The listing below is to be output in its exact form.
══ Records for this exercise
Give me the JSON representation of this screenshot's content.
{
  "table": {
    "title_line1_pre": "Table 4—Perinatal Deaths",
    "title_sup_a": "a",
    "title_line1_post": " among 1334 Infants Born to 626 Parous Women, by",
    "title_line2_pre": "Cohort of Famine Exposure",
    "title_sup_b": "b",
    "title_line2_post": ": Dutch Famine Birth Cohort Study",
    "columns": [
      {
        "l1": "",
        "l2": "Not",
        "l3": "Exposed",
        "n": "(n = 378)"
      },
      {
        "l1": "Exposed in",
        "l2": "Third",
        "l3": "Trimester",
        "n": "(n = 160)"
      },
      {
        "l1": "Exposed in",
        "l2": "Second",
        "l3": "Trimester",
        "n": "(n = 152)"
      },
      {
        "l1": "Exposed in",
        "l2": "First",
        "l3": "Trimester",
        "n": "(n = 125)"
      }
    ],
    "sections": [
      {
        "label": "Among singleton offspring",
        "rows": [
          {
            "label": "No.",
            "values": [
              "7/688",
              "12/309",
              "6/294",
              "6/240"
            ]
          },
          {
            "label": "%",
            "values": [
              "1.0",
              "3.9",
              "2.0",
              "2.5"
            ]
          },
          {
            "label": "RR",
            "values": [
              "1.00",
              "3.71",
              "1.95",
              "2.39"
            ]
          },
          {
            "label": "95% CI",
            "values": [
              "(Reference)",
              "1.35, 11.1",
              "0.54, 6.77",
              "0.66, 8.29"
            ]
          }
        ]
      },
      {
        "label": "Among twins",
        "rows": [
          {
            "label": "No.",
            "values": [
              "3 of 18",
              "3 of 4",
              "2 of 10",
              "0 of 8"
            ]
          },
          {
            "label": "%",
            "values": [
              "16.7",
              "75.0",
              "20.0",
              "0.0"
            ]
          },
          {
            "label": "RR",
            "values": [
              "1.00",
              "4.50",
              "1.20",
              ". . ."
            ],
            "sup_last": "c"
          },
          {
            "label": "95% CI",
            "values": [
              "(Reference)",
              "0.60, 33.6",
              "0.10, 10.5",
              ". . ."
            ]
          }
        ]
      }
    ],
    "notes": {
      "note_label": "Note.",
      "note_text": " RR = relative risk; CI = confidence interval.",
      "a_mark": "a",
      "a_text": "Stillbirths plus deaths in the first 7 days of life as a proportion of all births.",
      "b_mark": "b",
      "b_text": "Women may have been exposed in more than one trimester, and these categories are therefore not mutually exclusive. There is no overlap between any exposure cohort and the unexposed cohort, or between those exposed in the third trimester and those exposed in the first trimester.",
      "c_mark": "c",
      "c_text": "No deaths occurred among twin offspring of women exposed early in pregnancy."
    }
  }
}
════
** Finished task **
Give me the JSON representation of this screenshot's content.
{
  "table": {
    "title_line1_pre": "Table 4—Perinatal Deaths",
    "title_sup_a": "a",
    "title_line1_post": " among 1334 Infants Born to 626 Parous Women, by",
    "title_line2_pre": "Cohort of Famine Exposure",
    "title_sup_b": "b",
    "title_line2_post": ": Dutch Famine Birth Cohort Study",
    "columns": [
      {
        "l1": "",
        "l2": "Not",
        "l3": "Exposed",
        "n": "(n = 378)"
      },
      {
        "l1": "Exposed in",
        "l2": "Third",
        "l3": "Trimester",
        "n": "(n = 160)"
      },
      {
        "l1": "Exposed in",
        "l2": "Second",
        "l3": "Trimester",
        "n": "(n = 152)"
      },
      {
        "l1": "Exposed in",
        "l2": "First",
        "l3": "Trimester",
        "n": "(n = 125)"
      }
    ],
    "sections": [
      {
        "label": "Among singleton offspring",
        "rows": [
          {
            "label": "No.",
            "values": [
              "7/688",
              "12/309",
              "6/294",
              "6/240"
            ]
          },
          {
            "label": "%",
            "values": [
              "1.0",
              "3.9",
              "2.0",
              "2.5"
            ]
          },
          {
            "label": "RR",
            "values": [
              "1.00",
              "3.71",
              "1.95",
              "2.39"
            ]
          },
          {
            "label": "95% CI",
            "values": [
              "(Reference)",
              "1.35, 11.1",
              "0.54, 6.77",
              "0.66, 8.29"
            ]
          }
        ]
      },
      {
        "label": "Among twins",
        "rows": [
          {
            "label": "No.",
            "values": [
              "3 of 18",
              "3 of 4",
              "2 of 10",
              "0 of 8"
            ]
          },
          {
            "label": "%",
            "values": [
              "16.7",
              "75.0",
              "20.0",
              "0.0"
            ]
          },
          {
            "label": "RR",
            "values": [
              "1.00",
              "4.50",
              "1.20",
              ". . ."
            ],
            "sup_last": "c"
          },
          {
            "label": "95% CI",
            "values": [
              "(Reference)",
              "0.60, 33.6",
              "0.10, 10.5",
              ". . ."
            ]
          }
        ]
      }
    ],
    "notes": {
      "note_label": "Note.",
      "note_text": " RR = relative risk; CI = confidence interval.",
      "a_mark": "a",
      "a_text": "Stillbirths plus deaths in the first 7 days of life as a proportion of all births.",
      "b_mark": "b",
      "b_text": "Women may have been exposed in more than one trimester, and these categories are therefore not mutually exclusive. There is no overlap between any exposure cohort and the unexposed cohort, or between those exposed in the third trimester and those exposed in the first trimester.",
      "c_mark": "c",
      "c_text": "No deaths occurred among twin offspring of women exposed early in pregnancy."
    }
  }
}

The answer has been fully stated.